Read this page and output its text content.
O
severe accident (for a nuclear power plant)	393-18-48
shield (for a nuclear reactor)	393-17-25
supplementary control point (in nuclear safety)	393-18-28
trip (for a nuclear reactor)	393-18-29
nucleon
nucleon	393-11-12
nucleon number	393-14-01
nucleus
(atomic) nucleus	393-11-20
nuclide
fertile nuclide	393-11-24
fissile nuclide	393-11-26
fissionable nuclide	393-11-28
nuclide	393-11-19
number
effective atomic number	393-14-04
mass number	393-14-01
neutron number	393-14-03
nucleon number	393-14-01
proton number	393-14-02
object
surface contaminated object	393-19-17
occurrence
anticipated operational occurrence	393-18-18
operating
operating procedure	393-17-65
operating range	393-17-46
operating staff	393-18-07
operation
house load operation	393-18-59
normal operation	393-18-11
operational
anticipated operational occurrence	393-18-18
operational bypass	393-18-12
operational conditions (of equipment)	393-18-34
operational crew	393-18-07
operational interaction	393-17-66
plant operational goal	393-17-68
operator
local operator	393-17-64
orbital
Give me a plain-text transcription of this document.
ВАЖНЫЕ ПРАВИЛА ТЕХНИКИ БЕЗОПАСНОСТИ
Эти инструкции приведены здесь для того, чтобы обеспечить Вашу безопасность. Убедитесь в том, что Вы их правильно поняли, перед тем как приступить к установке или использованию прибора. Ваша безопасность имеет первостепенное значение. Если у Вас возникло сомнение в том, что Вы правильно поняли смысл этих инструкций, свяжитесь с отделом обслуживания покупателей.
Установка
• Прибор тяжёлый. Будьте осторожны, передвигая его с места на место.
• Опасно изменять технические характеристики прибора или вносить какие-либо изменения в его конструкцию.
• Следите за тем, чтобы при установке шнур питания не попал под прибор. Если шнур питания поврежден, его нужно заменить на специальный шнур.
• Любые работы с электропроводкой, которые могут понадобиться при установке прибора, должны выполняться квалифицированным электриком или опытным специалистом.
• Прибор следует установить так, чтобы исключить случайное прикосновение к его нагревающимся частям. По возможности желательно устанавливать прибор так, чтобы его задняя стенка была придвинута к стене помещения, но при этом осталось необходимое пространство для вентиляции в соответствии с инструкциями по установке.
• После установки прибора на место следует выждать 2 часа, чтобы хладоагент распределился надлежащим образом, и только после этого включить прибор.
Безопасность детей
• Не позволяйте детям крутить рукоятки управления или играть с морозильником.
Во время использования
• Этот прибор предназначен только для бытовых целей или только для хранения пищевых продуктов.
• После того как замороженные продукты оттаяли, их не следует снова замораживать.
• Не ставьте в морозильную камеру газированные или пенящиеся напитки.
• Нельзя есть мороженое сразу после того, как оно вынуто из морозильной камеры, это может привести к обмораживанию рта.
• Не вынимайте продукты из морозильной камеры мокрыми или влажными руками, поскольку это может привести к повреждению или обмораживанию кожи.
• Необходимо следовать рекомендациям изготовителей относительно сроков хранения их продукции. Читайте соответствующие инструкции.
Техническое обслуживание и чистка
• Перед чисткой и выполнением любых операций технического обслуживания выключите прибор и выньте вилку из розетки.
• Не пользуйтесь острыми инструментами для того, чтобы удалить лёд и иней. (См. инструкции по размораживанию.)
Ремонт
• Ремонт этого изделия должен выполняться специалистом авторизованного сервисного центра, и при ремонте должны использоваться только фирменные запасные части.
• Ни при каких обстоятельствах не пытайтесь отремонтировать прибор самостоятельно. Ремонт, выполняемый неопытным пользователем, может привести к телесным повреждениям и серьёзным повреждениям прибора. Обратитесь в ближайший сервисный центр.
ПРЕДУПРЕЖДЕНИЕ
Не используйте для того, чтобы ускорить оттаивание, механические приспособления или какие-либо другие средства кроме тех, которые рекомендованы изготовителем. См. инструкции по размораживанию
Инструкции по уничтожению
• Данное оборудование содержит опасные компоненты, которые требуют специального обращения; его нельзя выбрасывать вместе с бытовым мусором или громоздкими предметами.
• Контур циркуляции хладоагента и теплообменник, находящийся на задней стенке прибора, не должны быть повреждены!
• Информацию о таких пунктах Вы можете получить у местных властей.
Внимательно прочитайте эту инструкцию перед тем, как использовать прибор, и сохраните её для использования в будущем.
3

▶ _GIVEN TASK_
Check each line above for the word "number", and copy the lines where it appears.

▶ _RESULT_
nucleon number	393-14-01
number
effective atomic number	393-14-04
mass number	393-14-01
neutron number	393-14-03
nucleon number	393-14-01
proton number	393-14-02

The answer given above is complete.